Lines holding the string "Output" are the ones to copy from this listing.

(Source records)
----------------
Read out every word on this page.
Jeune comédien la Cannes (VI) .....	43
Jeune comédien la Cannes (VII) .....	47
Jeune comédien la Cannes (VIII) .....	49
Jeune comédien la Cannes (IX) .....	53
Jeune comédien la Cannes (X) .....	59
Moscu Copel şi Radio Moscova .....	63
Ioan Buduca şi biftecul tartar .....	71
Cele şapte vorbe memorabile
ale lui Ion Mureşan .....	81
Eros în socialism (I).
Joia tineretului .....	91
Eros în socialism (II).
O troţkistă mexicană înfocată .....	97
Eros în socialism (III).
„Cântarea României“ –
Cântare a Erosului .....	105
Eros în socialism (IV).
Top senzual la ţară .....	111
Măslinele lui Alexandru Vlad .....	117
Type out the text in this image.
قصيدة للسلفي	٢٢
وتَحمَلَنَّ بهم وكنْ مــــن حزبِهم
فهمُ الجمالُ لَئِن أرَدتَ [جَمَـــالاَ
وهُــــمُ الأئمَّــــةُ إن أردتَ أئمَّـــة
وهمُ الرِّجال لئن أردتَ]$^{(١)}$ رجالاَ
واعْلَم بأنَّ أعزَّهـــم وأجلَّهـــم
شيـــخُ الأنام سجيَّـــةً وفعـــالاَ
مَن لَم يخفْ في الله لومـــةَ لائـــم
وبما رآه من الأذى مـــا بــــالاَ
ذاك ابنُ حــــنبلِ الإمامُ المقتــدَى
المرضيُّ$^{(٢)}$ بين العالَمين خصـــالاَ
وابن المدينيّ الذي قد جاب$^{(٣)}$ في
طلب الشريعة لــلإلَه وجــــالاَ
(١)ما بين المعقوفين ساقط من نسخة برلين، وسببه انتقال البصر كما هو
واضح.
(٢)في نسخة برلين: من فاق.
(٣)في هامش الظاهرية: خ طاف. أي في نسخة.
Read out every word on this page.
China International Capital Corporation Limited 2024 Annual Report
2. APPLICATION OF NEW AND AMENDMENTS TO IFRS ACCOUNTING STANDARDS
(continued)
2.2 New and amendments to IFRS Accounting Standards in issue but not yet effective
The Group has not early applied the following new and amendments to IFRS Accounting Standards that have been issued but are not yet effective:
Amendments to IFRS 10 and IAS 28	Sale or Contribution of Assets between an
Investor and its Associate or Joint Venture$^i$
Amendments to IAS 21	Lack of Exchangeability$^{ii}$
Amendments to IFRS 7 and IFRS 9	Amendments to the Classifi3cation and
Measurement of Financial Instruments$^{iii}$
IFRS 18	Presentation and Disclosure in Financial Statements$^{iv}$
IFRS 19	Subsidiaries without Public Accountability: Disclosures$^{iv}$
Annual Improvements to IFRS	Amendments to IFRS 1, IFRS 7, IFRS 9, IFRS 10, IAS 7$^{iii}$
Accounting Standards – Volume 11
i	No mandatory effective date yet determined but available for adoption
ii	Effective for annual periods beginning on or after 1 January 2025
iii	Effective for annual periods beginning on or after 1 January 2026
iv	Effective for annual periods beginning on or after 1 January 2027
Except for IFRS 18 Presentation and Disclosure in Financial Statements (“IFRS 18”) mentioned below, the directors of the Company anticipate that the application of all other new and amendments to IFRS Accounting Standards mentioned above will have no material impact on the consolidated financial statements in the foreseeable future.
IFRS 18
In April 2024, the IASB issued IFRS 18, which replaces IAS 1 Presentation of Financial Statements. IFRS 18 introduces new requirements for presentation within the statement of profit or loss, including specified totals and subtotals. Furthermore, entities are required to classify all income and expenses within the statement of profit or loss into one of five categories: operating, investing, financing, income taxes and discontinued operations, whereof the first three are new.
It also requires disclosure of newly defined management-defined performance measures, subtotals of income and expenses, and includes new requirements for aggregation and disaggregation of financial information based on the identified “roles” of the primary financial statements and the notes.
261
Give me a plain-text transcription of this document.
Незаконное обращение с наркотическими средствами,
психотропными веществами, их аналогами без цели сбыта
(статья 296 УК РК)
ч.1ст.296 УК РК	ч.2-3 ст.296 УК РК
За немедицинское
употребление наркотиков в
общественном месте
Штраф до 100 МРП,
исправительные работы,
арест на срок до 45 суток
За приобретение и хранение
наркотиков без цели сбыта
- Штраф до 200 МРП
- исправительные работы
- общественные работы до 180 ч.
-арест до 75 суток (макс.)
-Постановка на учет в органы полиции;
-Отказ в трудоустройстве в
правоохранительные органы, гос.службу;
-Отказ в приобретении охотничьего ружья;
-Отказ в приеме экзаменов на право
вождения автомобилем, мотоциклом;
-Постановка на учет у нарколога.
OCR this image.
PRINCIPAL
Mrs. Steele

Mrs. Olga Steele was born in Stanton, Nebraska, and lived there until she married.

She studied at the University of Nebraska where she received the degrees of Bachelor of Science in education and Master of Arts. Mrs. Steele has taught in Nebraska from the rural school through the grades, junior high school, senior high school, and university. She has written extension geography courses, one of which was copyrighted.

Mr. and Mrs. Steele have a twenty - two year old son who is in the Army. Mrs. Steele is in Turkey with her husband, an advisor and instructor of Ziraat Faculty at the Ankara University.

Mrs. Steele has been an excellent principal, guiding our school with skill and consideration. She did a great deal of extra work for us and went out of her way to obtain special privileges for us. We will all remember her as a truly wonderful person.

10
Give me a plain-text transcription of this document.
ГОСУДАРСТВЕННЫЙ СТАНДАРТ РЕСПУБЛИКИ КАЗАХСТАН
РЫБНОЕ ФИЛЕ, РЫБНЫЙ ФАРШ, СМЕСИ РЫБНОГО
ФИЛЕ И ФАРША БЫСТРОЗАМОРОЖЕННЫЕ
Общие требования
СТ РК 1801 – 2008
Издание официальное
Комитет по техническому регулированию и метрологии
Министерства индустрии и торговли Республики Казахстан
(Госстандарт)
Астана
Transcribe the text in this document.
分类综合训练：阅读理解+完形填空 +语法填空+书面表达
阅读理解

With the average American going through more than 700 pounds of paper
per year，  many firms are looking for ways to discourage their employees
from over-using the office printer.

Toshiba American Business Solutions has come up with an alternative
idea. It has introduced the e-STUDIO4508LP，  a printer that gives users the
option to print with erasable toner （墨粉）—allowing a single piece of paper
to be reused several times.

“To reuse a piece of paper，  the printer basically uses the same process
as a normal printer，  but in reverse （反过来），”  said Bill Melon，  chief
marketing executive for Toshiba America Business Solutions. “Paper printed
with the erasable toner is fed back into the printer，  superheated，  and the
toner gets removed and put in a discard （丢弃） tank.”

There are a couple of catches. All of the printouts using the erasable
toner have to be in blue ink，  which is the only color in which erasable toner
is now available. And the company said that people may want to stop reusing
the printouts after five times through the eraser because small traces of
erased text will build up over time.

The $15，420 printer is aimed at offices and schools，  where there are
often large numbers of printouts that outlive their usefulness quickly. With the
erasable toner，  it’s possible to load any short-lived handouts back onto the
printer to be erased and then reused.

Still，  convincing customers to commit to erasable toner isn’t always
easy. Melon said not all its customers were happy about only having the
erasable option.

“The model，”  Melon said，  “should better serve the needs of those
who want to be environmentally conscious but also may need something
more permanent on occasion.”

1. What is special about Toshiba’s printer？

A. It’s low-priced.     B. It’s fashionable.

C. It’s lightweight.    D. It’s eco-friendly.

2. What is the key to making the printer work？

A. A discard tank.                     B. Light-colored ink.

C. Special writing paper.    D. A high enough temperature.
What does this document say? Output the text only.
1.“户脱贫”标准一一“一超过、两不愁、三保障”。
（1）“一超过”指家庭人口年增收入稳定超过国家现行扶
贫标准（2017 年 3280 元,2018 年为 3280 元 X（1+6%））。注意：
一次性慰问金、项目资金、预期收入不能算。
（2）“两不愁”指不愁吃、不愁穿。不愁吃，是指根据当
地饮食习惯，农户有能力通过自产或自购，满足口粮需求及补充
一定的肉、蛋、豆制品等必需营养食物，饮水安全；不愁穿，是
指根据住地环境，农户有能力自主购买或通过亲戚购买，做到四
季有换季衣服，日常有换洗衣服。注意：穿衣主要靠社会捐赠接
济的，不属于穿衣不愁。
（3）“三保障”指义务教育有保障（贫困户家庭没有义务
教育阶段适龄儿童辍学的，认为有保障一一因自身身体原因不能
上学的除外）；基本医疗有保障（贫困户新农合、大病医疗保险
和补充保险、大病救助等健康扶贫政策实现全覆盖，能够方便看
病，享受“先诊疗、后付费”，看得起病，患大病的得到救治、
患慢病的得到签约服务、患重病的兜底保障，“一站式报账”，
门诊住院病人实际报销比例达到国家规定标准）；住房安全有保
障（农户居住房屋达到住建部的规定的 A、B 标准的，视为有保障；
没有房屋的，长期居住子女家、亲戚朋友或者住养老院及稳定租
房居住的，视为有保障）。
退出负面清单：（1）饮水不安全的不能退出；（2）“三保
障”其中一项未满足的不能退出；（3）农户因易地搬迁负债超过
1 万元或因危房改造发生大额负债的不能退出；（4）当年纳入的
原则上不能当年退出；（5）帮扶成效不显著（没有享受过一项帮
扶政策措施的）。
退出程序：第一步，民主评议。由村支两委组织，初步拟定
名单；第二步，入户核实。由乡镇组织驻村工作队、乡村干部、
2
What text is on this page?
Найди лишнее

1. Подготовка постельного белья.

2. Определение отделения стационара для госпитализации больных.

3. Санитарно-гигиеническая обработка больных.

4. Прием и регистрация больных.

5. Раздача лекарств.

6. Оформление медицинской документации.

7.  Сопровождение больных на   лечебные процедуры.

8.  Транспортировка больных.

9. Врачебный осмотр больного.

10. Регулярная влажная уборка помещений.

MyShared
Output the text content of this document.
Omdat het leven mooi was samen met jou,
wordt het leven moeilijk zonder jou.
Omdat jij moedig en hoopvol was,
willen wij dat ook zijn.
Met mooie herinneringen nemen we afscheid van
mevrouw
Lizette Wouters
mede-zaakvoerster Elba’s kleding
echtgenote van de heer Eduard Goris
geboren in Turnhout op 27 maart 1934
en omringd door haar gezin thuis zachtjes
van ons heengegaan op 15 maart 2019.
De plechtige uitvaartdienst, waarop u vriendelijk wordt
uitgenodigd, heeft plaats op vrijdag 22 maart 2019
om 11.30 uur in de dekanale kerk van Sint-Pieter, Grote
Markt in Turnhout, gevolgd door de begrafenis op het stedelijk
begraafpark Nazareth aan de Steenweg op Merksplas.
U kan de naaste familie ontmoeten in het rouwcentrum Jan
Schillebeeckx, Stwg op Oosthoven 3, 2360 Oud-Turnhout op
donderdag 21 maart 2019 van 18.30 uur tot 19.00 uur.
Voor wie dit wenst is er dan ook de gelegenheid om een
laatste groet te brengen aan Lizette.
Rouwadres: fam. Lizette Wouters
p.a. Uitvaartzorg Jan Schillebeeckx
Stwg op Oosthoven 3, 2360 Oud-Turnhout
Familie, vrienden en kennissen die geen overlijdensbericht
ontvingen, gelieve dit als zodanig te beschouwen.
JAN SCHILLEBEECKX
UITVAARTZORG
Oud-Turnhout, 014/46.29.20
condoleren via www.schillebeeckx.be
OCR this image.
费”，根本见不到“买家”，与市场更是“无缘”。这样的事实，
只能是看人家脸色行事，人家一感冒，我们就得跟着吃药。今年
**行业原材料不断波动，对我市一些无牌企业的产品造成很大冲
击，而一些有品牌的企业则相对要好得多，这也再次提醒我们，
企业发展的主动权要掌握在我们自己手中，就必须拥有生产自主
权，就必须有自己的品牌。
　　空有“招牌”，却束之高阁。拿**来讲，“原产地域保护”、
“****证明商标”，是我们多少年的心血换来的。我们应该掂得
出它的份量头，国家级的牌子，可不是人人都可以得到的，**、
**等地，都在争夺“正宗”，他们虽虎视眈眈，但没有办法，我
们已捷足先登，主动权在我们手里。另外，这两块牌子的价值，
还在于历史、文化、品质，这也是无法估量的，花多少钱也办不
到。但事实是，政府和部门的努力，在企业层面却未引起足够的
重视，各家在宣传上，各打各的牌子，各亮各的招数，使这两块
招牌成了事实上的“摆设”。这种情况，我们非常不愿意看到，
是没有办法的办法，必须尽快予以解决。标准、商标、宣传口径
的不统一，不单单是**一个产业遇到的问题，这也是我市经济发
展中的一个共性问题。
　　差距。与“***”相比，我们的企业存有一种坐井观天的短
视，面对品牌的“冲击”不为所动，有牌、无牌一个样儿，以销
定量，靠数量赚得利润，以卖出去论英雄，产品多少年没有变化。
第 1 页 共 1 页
----------------
§ **FINAL RESULT**:
What does this document say? Output the text only.
Output the text content of this document.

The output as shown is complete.